_TASK 1_
List the schools that made the short list in the account of choosing a second degree.
_TASK 2_
Carry on the account of choosing a second degree from the point where it stops.

(Beginning of SOURCE PASSAGE)

For what it is worth, I am an someone who is merely considering law school, my undergrad degree is from Strayer University, not prestigious in any way shape or form. It was the 11th college/university that I attended in pursuit of my BS over the course of 16 years. I chose Strayer because they were situated near where I lived and worked and had a program flexible enough to help me take the big mess of transcripts that I had and apply them to a degree in two years of part-time study. Earning the degree helped me in my primary career (IT/InfoSec) as my employer felt that I was now worth 15% more then before I had the degree. Despite this I felt disappointed in the way that I had wrapped things up and the degree that I received.

I decided that I wanted an additional degree, from a more (positively) recognizable educational institution, but at the same time I was unwilling to walk away from my career. So I started looking for respected schools that had programs geared towards working adults that were either in the DC region or that had means of offering courses to those not physically nearby for a lion's share of the degree program. My short list came down to Johns Hopkins, George Washington, Columbia, and Harvard. The first two being near DC, the other two had on-line offerings. After looking them over, contacting faculty & students, and considering various pros and cons that stood out to me, I chose Harvard (specifically Harvard's Extension School for a Masters (ALM) degree in Information Technology).

(End of SOURCE PASSAGE)
(Beginning of INFORMATION)

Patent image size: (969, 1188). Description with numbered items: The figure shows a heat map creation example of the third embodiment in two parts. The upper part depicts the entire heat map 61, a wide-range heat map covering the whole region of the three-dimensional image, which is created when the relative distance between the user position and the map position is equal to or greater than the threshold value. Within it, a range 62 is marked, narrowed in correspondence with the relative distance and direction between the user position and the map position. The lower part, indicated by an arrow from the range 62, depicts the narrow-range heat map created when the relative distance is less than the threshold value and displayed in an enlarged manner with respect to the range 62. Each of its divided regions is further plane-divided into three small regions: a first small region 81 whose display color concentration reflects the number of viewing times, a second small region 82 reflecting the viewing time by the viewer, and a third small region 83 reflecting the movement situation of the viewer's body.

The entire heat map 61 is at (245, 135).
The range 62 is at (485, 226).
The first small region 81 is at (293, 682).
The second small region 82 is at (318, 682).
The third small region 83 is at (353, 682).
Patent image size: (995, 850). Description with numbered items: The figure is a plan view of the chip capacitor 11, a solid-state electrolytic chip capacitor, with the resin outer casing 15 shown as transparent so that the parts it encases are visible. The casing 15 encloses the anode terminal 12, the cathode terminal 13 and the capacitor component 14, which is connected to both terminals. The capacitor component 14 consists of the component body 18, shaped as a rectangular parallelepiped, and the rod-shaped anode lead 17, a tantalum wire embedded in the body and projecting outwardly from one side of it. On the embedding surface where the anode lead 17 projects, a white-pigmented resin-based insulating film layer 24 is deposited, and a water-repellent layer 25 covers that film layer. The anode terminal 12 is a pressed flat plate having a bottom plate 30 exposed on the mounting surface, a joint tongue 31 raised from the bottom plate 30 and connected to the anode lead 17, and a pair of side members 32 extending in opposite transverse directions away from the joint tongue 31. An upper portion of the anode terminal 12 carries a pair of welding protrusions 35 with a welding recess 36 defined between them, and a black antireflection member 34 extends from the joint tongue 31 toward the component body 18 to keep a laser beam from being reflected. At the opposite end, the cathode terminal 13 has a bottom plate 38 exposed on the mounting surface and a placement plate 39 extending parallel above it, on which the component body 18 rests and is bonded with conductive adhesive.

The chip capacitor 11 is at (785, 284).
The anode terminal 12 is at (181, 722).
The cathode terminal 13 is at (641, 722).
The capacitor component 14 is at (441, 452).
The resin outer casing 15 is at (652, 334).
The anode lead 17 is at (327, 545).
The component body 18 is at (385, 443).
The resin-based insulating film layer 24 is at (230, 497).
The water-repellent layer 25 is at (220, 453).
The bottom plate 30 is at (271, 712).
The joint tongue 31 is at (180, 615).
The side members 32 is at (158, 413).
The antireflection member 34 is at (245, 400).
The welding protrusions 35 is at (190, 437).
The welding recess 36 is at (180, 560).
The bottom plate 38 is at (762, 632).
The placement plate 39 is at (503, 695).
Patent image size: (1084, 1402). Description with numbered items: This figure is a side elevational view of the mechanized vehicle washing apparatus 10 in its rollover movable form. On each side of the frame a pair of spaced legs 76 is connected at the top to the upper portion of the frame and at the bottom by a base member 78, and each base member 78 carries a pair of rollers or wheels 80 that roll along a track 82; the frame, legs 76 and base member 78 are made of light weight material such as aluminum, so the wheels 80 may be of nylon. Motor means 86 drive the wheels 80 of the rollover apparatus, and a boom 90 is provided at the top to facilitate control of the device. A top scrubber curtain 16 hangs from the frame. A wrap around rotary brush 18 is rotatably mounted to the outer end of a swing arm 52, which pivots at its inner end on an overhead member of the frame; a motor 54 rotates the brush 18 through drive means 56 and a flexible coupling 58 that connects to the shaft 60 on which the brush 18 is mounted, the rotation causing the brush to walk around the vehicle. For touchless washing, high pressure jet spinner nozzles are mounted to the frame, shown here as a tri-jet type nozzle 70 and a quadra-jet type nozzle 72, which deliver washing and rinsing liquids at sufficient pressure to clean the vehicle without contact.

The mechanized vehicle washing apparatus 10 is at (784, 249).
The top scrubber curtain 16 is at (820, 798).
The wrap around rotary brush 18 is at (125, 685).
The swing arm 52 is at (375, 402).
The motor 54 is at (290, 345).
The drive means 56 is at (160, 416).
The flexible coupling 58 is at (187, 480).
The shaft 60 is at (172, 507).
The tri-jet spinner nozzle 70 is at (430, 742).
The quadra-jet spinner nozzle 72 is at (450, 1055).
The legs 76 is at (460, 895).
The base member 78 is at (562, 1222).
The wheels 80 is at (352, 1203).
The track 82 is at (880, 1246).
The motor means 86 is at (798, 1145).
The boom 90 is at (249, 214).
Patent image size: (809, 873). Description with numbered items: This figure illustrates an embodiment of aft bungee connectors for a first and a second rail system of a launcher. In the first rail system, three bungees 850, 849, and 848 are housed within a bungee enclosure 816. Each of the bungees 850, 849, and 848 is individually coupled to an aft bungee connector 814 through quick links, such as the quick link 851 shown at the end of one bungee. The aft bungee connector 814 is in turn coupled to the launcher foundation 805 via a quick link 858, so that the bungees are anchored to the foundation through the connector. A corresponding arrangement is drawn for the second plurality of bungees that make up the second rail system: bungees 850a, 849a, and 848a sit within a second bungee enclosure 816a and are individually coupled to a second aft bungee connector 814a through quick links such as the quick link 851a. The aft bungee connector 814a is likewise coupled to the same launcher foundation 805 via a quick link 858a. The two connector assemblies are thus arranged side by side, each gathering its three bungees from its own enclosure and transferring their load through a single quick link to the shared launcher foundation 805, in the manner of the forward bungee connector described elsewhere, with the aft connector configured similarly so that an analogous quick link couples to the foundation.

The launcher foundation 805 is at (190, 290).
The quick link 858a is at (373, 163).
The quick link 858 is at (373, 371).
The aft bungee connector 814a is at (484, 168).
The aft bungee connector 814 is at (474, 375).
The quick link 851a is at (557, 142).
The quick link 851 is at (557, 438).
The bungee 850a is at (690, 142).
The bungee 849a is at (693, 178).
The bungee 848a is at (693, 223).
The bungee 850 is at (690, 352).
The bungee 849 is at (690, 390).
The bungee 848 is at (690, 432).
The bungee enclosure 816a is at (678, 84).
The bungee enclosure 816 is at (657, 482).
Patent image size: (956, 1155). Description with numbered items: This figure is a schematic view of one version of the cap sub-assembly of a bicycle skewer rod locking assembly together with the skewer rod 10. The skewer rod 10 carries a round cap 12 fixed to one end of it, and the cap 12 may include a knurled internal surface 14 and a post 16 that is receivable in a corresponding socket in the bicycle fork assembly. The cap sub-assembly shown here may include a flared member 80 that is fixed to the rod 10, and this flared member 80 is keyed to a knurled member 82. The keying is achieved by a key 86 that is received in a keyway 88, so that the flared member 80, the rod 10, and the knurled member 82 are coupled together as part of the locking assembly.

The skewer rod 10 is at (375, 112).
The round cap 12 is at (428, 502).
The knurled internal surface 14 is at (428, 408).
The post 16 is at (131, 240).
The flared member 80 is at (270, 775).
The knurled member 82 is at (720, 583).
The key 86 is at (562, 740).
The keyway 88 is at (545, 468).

(End of INFORMATION)

_ANSWER BOX 1_
Johns Hopkins, George Washington, Columbia, Harvard

_ANSWER BOX 2_
This degree requires twelve course, one of them must be in person at the campus in Cambridge, MA. The path that I have chosen has lead to three classes in person, I am currently in the last few weeks of this third and final in residence course. Two of these course I have flown up for class mid-day, attended the class at night, and then flown back home the following morning, the other course was a J-term course, which I rented a room for three weeks, took vacation time from work and stayed near campus.

While working on this degree I have become more aware of how much impact legal matters have in the InfoSec world, which has lead me to consider pursing a JD. Over the last two years or so, I have reached out to speak with members of the admissions teams at some of the DC area law schools with PT programs, as well as students who are attending these schools. Some of my areas of concern are the relatively poor performance when I started school back in early 90s and a degree from a non-prestigious school. Most of the advice that I received was of a similar nature. The poor performance early on would hurt some as it lead to a lower overall GPA (~3.1), but the overall improving trend, and a strong finish (last 13 courses came in at over 3.9) would at least be noted. As for the school that I graduated from, no one seem particular bothered by it, albeit no one was particularly excited about it either, I suspect that the same would said of the school that you are attending.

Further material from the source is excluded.